In the data, find the word "title" and copy out every line that has it.

[Dataset rows about figures]

=== Section Start ===

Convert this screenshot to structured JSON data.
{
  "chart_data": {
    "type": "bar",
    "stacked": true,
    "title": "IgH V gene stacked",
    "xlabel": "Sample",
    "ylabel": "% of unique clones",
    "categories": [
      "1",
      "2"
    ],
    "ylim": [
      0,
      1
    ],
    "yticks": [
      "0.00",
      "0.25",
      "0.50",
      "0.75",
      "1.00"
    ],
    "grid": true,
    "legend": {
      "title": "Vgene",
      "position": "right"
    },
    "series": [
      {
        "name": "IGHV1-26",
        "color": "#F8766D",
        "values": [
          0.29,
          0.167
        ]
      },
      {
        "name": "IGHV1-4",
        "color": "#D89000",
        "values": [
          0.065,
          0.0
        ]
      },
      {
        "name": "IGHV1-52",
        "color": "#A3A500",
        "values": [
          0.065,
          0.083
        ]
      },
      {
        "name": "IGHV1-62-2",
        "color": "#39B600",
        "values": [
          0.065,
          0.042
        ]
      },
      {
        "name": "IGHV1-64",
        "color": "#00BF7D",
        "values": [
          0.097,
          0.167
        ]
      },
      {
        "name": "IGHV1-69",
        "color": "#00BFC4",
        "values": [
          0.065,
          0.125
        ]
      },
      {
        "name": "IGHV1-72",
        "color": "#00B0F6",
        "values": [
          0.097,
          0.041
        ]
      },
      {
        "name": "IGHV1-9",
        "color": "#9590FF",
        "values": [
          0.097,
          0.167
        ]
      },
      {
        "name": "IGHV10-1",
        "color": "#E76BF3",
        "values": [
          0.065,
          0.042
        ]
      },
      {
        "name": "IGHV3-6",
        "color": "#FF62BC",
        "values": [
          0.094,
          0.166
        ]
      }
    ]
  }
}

=== Section End ===

▶ _COMPLETED TASK_:
    "title": "IgH V gene stacked",
      "title": "Vgene",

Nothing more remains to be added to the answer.